* YOUR INSTRUCTIONS *
Copy out each line below exactly as it appears.

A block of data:
= = = = =
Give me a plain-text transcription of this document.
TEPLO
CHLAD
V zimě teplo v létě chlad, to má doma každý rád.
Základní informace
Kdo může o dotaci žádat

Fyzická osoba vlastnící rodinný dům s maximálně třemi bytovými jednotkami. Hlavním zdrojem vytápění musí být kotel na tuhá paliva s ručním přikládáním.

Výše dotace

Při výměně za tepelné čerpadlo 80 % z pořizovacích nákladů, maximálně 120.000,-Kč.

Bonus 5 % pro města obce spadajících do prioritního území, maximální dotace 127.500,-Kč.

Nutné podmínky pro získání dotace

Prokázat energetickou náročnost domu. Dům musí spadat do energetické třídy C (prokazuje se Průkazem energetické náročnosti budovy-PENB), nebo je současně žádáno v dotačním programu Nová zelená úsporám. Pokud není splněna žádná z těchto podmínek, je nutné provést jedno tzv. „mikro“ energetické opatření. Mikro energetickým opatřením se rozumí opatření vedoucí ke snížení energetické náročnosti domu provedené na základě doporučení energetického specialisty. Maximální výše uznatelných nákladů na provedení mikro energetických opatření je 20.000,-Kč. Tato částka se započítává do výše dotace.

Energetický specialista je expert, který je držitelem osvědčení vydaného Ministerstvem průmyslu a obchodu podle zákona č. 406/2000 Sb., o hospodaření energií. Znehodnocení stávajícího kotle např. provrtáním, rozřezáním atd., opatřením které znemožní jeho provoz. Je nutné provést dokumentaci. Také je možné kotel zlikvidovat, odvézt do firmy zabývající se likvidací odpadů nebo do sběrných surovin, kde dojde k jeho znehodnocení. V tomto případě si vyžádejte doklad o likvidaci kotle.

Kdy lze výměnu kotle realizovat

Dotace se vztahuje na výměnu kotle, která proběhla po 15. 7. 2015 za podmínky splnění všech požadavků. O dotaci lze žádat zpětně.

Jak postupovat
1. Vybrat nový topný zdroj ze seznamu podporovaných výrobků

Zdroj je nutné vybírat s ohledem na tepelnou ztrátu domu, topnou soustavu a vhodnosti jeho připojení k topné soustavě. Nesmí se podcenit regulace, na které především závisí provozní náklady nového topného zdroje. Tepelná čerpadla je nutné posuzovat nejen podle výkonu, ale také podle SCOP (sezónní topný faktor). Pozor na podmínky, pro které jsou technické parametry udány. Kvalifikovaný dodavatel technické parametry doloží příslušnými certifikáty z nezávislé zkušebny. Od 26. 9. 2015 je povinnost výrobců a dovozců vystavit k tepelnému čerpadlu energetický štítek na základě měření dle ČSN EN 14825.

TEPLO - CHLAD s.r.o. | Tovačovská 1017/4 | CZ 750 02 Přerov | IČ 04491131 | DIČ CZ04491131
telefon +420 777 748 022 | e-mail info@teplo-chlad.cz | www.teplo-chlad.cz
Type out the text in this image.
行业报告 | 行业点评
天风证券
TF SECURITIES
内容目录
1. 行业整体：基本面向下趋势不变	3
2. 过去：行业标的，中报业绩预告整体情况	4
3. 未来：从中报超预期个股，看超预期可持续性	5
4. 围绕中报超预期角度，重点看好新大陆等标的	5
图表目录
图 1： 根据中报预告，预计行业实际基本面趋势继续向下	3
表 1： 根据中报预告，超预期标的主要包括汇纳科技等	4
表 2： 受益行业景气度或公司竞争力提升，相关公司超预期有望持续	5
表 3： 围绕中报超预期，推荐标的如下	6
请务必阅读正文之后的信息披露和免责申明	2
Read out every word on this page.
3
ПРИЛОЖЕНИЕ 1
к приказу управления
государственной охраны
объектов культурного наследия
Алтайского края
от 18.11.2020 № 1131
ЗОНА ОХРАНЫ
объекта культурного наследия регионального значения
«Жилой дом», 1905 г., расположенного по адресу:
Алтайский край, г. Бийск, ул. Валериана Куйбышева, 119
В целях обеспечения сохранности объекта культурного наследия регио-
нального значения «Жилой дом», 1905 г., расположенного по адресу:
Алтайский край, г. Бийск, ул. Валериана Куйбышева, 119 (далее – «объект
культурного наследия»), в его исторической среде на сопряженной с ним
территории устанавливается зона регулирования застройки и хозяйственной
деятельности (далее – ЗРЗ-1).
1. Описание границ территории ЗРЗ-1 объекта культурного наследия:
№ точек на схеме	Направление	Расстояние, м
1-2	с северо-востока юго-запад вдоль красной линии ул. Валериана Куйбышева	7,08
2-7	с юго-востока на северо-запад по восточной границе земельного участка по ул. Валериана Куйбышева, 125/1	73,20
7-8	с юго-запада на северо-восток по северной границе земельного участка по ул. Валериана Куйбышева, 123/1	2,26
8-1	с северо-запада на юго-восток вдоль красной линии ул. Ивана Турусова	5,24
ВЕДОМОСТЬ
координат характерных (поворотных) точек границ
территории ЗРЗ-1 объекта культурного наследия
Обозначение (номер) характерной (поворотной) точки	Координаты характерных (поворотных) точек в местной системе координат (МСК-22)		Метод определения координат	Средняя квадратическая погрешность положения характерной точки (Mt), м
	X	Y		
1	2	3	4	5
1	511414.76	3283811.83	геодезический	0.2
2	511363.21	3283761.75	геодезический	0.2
= = = = =
* EXERCISE RESPONSE *
Give me a plain-text transcription of this document.
TEPLO
CHLAD
V zimě teplo v létě chlad, to má doma každý rád.
Základní informace
Kdo může o dotaci žádat

Fyzická osoba vlastnící rodinný dům s maximálně třemi bytovými jednotkami. Hlavním zdrojem vytápění musí být kotel na tuhá paliva s ručním přikládáním.

Výše dotace

Při výměně za tepelné čerpadlo 80 % z pořizovacích nákladů, maximálně 120.000,-Kč.

Bonus 5 % pro města obce spadajících do prioritního území, maximální dotace 127.500,-Kč.

Nutné podmínky pro získání dotace

Prokázat energetickou náročnost domu. Dům musí spadat do energetické třídy C (prokazuje se Průkazem energetické náročnosti budovy-PENB), nebo je současně žádáno v dotačním programu Nová zelená úsporám. Pokud není splněna žádná z těchto podmínek, je nutné provést jedno tzv. „mikro“ energetické opatření. Mikro energetickým opatřením se rozumí opatření vedoucí ke snížení energetické náročnosti domu provedené na základě doporučení energetického specialisty. Maximální výše uznatelných nákladů na provedení mikro energetických opatření je 20.000,-Kč. Tato částka se započítává do výše dotace.

Energetický specialista je expert, který je držitelem osvědčení vydaného Ministerstvem průmyslu a obchodu podle zákona č. 406/2000 Sb., o hospodaření energií. Znehodnocení stávajícího kotle např. provrtáním, rozřezáním atd., opatřením které znemožní jeho provoz. Je nutné provést dokumentaci. Také je možné kotel zlikvidovat, odvézt do firmy zabývající se likvidací odpadů nebo do sběrných surovin, kde dojde k jeho znehodnocení. V tomto případě si vyžádejte doklad o likvidaci kotle.

Kdy lze výměnu kotle realizovat

Dotace se vztahuje na výměnu kotle, která proběhla po 15. 7. 2015 za podmínky splnění všech požadavků. O dotaci lze žádat zpětně.

Jak postupovat
1. Vybrat nový topný zdroj ze seznamu podporovaných výrobků

Zdroj je nutné vybírat s ohledem na tepelnou ztrátu domu, topnou soustavu a vhodnosti jeho připojení k topné soustavě. Nesmí se podcenit regulace, na které především závisí provozní náklady nového topného zdroje. Tepelná čerpadla je nutné posuzovat nejen podle výkonu, ale také podle SCOP (sezónní topný faktor). Pozor na podmínky, pro které jsou technické parametry udány. Kvalifikovaný dodavatel technické parametry doloží příslušnými certifikáty z nezávislé zkušebny. Od 26. 9. 2015 je povinnost výrobců a dovozců vystavit k tepelnému čerpadlu energetický štítek na základě měření dle ČSN EN 14825.

TEPLO - CHLAD s.r.o. | Tovačovská 1017/4 | CZ 750 02 Přerov | IČ 04491131 | DIČ CZ04491131
telefon +420 777 748 022 | e-mail info@teplo-chlad.cz | www.teplo-chlad.cz
Type out the text in this image.
行业报告 | 行业点评
天风证券
TF SECURITIES
内容目录
1. 行业整体：基本面向下趋势不变	3
2. 过去：行业标的，中报业绩预告整体情况	4
3. 未来：从中报超预期个股，看超预期可持续性	5
4. 围绕中报超预期角度，重点看好新大陆等标的	5
图表目录
图 1： 根据中报预告，预计行业实际基本面趋势继续向下	3
表 1： 根据中报预告，超预期标的主要包括汇纳科技等	4
表 2： 受益行业景气度或公司竞争力提升，相关公司超预期有望持续	5
表 3： 围绕中报超预期，推荐标的如下	6
请务必阅读正文之后的信息披露和免责申明	2
Read out every word on this page.
3
ПРИЛОЖЕНИЕ 1
к приказу управления
государственной охраны
объектов культурного наследия
Алтайского края
от 18.11.2020 № 1131
ЗОНА ОХРАНЫ
объекта культурного наследия регионального значения
«Жилой дом», 1905 г., расположенного по адресу:
Алтайский край, г. Бийск, ул. Валериана Куйбышева, 119
В целях обеспечения сохранности объекта культурного наследия регио-
нального значения «Жилой дом», 1905 г., расположенного по адресу:
Алтайский край, г. Бийск, ул. Валериана Куйбышева, 119 (далее – «объект
культурного наследия»), в его исторической среде на сопряженной с ним
территории устанавливается зона регулирования застройки и хозяйственной
деятельности (далее – ЗРЗ-1).
1. Описание границ территории ЗРЗ-1 объекта культурного наследия:
№ точек на схеме	Направление	Расстояние, м
1-2	с северо-востока юго-запад вдоль красной линии ул. Валериана Куйбышева	7,08
2-7	с юго-востока на северо-запад по восточной границе земельного участка по ул. Валериана Куйбышева, 125/1	73,20
7-8	с юго-запада на северо-восток по северной границе земельного участка по ул. Валериана Куйбышева, 123/1	2,26
8-1	с северо-запада на юго-восток вдоль красной линии ул. Ивана Турусова	5,24
ВЕДОМОСТЬ
координат характерных (поворотных) точек границ
территории ЗРЗ-1 объекта культурного наследия
Обозначение (номер) характерной (поворотной) точки	Координаты характерных (поворотных) точек в местной системе координат (МСК-22)		Метод определения координат	Средняя квадратическая погрешность положения характерной точки (Mt), м
	X	Y		
1	2	3	4	5
1	511414.76	3283811.83	геодезический	0.2
2	511363.21	3283761.75	геодезический	0.2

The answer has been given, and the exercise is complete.